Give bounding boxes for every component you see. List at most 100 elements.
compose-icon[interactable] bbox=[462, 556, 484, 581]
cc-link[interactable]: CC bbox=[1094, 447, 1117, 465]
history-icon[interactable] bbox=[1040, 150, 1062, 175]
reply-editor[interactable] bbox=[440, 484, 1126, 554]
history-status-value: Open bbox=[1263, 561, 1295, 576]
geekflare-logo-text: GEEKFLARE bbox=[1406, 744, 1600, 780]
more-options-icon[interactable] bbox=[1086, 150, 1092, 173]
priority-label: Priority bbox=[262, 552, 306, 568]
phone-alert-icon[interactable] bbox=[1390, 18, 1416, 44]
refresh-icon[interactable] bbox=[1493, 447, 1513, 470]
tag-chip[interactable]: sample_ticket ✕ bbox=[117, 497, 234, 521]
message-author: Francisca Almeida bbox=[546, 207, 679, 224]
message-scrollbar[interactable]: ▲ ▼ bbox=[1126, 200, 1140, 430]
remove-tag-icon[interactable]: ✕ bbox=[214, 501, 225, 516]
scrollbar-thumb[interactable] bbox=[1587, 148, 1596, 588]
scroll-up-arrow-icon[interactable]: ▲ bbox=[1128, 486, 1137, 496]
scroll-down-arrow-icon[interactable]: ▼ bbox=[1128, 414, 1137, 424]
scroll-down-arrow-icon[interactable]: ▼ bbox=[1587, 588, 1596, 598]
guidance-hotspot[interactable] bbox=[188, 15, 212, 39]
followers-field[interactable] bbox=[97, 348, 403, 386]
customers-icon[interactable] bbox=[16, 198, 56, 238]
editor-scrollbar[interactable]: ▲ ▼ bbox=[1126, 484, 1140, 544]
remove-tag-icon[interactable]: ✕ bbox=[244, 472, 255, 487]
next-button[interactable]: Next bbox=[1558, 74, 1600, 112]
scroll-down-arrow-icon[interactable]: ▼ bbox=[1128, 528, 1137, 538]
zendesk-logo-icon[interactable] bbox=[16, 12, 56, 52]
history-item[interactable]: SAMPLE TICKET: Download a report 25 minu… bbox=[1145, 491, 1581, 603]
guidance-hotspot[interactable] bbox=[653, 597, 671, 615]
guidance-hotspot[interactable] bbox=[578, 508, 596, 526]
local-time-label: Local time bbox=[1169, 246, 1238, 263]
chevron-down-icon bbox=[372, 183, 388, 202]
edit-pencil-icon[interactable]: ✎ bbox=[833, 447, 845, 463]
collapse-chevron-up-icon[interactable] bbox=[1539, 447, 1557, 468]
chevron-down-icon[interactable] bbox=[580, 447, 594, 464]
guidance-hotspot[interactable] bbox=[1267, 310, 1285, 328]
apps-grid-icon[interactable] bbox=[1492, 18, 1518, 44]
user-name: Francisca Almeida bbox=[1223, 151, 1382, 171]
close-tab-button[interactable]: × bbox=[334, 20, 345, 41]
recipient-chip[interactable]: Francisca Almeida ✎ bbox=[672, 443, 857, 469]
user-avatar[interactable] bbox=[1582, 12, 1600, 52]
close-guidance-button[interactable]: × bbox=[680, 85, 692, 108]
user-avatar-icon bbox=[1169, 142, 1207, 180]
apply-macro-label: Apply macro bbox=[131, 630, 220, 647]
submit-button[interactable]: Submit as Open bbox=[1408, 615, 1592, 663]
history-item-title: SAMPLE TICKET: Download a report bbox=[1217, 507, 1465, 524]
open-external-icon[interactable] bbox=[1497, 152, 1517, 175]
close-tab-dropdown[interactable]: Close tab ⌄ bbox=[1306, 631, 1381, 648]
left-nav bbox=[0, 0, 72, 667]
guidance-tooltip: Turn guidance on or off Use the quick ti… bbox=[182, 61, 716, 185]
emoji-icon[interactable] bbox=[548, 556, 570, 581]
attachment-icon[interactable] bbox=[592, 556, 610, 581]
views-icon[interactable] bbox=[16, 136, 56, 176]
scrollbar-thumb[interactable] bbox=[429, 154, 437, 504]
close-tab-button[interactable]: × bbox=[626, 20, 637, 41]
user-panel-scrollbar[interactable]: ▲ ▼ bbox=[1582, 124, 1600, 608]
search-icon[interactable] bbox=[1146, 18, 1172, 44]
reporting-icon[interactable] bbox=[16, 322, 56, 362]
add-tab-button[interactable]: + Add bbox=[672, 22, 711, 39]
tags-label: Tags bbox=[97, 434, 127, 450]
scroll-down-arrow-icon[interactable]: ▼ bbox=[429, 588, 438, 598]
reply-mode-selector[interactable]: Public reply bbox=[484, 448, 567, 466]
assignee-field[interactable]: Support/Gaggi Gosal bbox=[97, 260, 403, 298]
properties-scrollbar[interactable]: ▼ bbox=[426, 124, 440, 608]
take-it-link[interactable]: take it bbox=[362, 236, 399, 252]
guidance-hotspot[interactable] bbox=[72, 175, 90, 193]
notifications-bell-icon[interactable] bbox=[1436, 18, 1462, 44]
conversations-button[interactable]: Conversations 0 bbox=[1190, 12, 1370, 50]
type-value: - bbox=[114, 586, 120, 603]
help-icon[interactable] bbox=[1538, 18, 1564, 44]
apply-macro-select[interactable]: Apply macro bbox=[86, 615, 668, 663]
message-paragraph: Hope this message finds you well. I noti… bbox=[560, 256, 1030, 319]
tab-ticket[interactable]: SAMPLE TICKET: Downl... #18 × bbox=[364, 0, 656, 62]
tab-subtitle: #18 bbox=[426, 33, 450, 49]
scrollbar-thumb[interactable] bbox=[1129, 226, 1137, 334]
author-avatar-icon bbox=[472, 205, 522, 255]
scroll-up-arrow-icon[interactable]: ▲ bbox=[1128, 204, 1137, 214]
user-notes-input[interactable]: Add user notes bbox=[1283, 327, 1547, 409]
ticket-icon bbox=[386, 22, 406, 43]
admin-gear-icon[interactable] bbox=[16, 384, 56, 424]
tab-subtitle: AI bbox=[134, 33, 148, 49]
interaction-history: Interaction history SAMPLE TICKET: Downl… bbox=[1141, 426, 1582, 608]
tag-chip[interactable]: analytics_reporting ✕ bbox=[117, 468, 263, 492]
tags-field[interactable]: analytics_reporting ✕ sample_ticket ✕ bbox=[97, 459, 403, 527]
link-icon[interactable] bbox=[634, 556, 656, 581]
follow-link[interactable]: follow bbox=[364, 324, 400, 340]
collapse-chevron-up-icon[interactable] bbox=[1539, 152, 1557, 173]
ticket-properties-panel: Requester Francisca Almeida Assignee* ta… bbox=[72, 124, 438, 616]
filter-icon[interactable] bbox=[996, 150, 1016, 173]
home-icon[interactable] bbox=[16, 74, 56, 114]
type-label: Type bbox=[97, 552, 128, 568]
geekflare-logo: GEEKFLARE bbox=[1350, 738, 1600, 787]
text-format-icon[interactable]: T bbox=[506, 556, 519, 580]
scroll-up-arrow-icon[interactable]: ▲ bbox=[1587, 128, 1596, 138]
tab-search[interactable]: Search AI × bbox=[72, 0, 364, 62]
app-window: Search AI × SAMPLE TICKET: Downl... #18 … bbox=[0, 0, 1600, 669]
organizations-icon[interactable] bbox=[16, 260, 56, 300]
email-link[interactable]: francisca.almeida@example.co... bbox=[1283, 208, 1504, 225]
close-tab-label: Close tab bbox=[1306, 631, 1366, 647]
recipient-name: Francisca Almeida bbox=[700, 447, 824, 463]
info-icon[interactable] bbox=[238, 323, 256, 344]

▶ _Required work_:
Convert each line of the rows above into a JSON array of strings, one string per line, leaving out any blank lines.

▶ _Completed task_:
[
  "Give bounding boxes for every component you see. List at most 100 elements.",
  "compose-icon[interactable] bbox=[462, 556, 484, 581]",
  "cc-link[interactable]: CC bbox=[1094, 447, 1117, 465]",
  "history-icon[interactable] bbox=[1040, 150, 1062, 175]",
  "reply-editor[interactable] bbox=[440, 484, 1126, 554]",
  "history-status-value: Open bbox=[1263, 561, 1295, 576]",
  "geekflare-logo-text: GEEKFLARE bbox=[1406, 744, 1600, 780]",
  "more-options-icon[interactable] bbox=[1086, 150, 1092, 173]",
  "priority-label: Priority bbox=[262, 552, 306, 568]",
  "phone-alert-icon[interactable] bbox=[1390, 18, 1416, 44]",
  "refresh-icon[interactable] bbox=[1493, 447, 1513, 470]",
  "tag-chip[interactable]: sample_ticket ✕ bbox=[117, 497, 234, 521]",
  "message-author: Francisca Almeida bbox=[546, 207, 679, 224]",
  "message-scrollbar[interactable]: ▲ ▼ bbox=[1126, 200, 1140, 430]",
  "remove-tag-icon[interactable]: ✕ bbox=[214, 501, 225, 516]",
  "scrollbar-thumb[interactable] bbox=[1587, 148, 1596, 588]",
  "scroll-up-arrow-icon[interactable]: ▲ bbox=[1128, 486, 1137, 496]",
  "scroll-down-arrow-icon[interactable]: ▼ bbox=[1128, 414, 1137, 424]",
  "scroll-down-arrow-icon[interactable]: ▼ bbox=[1587, 588, 1596, 598]",
  "guidance-hotspot[interactable] bbox=[188, 15, 212, 39]",
  "followers-field[interactable] bbox=[97, 348, 403, 386]",
  "customers-icon[interactable] bbox=[16, 198, 56, 238]",
  "editor-scrollbar[interactable]: ▲ ▼ bbox=[1126, 484, 1140, 544]",
  "remove-tag-icon[interactable]: ✕ bbox=[244, 472, 255, 487]",
  "next-button[interactable]: Next bbox=[1558, 74, 1600, 112]",
  "scroll-down-arrow-icon[interactable]: ▼ bbox=[1128, 528, 1137, 538]",
  "zendesk-logo-icon[interactable] bbox=[16, 12, 56, 52]",
  "history-item[interactable]: SAMPLE TICKET: Download a report 25 minu… bbox=[1145, 491, 1581, 603]",
  "guidance-hotspot[interactable] bbox=[653, 597, 671, 615]",
  "guidance-hotspot[interactable] bbox=[578, 508, 596, 526]",
  "local-time-label: Local time bbox=[1169, 246, 1238, 263]",
  "chevron-down-icon bbox=[372, 183, 388, 202]",
  "edit-pencil-icon[interactable]: ✎ bbox=[833, 447, 845, 463]",
  "collapse-chevron-up-icon[interactable] bbox=[1539, 447, 1557, 468]",
  "chevron-down-icon[interactable] bbox=[580, 447, 594, 464]",
  "guidance-hotspot[interactable] bbox=[1267, 310, 1285, 328]",
  "apps-grid-icon[interactable] bbox=[1492, 18, 1518, 44]",
  "user-name: Francisca Almeida bbox=[1223, 151, 1382, 171]",
  "close-tab-button[interactable]: × bbox=[334, 20, 345, 41]",
  "recipient-chip[interactable]: Francisca Almeida ✎ bbox=[672, 443, 857, 469]",
  "user-avatar[interactable] bbox=[1582, 12, 1600, 52]",
  "close-guidance-button[interactable]: × bbox=[680, 85, 692, 108]",
  "user-avatar-icon bbox=[1169, 142, 1207, 180]",
  "apply-macro-label: Apply macro bbox=[131, 630, 220, 647]",
  "submit-button[interactable]: Submit as Open bbox=[1408, 615, 1592, 663]",
  "history-item-title: SAMPLE TICKET: Download a report bbox=[1217, 507, 1465, 524]",
  "open-external-icon[interactable] bbox=[1497, 152, 1517, 175]",
  "close-tab-dropdown[interactable]: Close tab ⌄ bbox=[1306, 631, 1381, 648]",
  "left-nav bbox=[0, 0, 72, 667]",
  "guidance-tooltip: Turn guidance on or off Use the quick ti… bbox=[182, 61, 716, 185]",
  "emoji-icon[interactable] bbox=[548, 556, 570, 581]",
  "attachment-icon[interactable] bbox=[592, 556, 610, 581]",
  "views-icon[interactable] bbox=[16, 136, 56, 176]",
  "scrollbar-thumb[interactable] bbox=[429, 154, 437, 504]",
  "close-tab-button[interactable]: × bbox=[626, 20, 637, 41]",
  "user-panel-scrollbar[interactable]: ▲ ▼ bbox=[1582, 124, 1600, 608]",
  "search-icon[interactable] bbox=[1146, 18, 1172, 44]",
  "reporting-icon[interactable] bbox=[16, 322, 56, 362]",
  "add-tab-button[interactable]: + Add bbox=[672, 22, 711, 39]",
  "tags-label: Tags bbox=[97, 434, 127, 450]",
  "scroll-down-arrow-icon[interactable]: ▼ bbox=[429, 588, 438, 598]",
  "reply-mode-selector[interactable]: Public reply bbox=[484, 448, 567, 466]",
  "assignee-field[interactable]: Support/Gaggi Gosal bbox=[97, 260, 403, 298]",
  "properties-scrollbar[interactable]: ▼ bbox=[426, 124, 440, 608]",
  "take-it-link[interactable]: take it bbox=[362, 236, 399, 252]",
  "guidance-hotspot[interactable] bbox=[72, 175, 90, 193]",
  "notifications-bell-icon[interactable] bbox=[1436, 18, 1462, 44]",
  "conversations-button[interactable]: Conversations 0 bbox=[1190, 12, 1370, 50]",
  "type-value: - bbox=[114, 586, 120, 603]",
  "help-icon[interactable] bbox=[1538, 18, 1564, 44]",
  "apply-macro-select[interactable]: Apply macro bbox=[86, 615, 668, 663]",
  "message-paragraph: Hope this message finds you well. I noti… bbox=[560, 256, 1030, 319]",
  "tab-ticket[interactable]: SAMPLE TICKET: Downl... #18 × bbox=[364, 0, 656, 62]",
  "tab-subtitle: #18 bbox=[426, 33, 450, 49]",
  "scrollbar-thumb[interactable] bbox=[1129, 226, 1137, 334]",
  "author-avatar-icon bbox=[472, 205, 522, 255]",
  "scroll-up-arrow-icon[interactable]: ▲ bbox=[1128, 204, 1137, 214]",
  "user-notes-input[interactable]: Add user notes bbox=[1283, 327, 1547, 409]",
  "ticket-icon bbox=[386, 22, 406, 43]",
  "admin-gear-icon[interactable] bbox=[16, 384, 56, 424]",
  "tab-subtitle: AI bbox=[134, 33, 148, 49]",
  "interaction-history: Interaction history SAMPLE TICKET: Downl… bbox=[1141, 426, 1582, 608]",
  "tag-chip[interactable]: analytics_reporting ✕ bbox=[117, 468, 263, 492]",
  "tags-field[interactable]: analytics_reporting ✕ sample_ticket ✕ bbox=[97, 459, 403, 527]",
  "link-icon[interactable] bbox=[634, 556, 656, 581]",
  "follow-link[interactable]: follow bbox=[364, 324, 400, 340]",
  "collapse-chevron-up-icon[interactable] bbox=[1539, 152, 1557, 173]",
  "ticket-properties-panel: Requester Francisca Almeida Assignee* ta… bbox=[72, 124, 438, 616]",
  "filter-icon[interactable] bbox=[996, 150, 1016, 173]",
  "home-icon[interactable] bbox=[16, 74, 56, 114]",
  "type-label: Type bbox=[97, 552, 128, 568]",
  "geekflare-logo: GEEKFLARE bbox=[1350, 738, 1600, 787]",
  "text-format-icon[interactable]: T bbox=[506, 556, 519, 580]",
  "scroll-up-arrow-icon[interactable]: ▲ bbox=[1587, 128, 1596, 138]",
  "tab-search[interactable]: Search AI × bbox=[72, 0, 364, 62]",
  "app-window: Search AI × SAMPLE TICKET: Downl... #18 … bbox=[0, 0, 1600, 669]",
  "organizations-icon[interactable] bbox=[16, 260, 56, 300]",
  "email-link[interactable]: francisca.almeida@example.co... bbox=[1283, 208, 1504, 225]",
  "close-tab-label: Close tab bbox=[1306, 631, 1366, 647]",
  "recipient-name: Francisca Almeida bbox=[700, 447, 824, 463]",
  "info-icon[interactable] bbox=[238, 323, 256, 344]"
]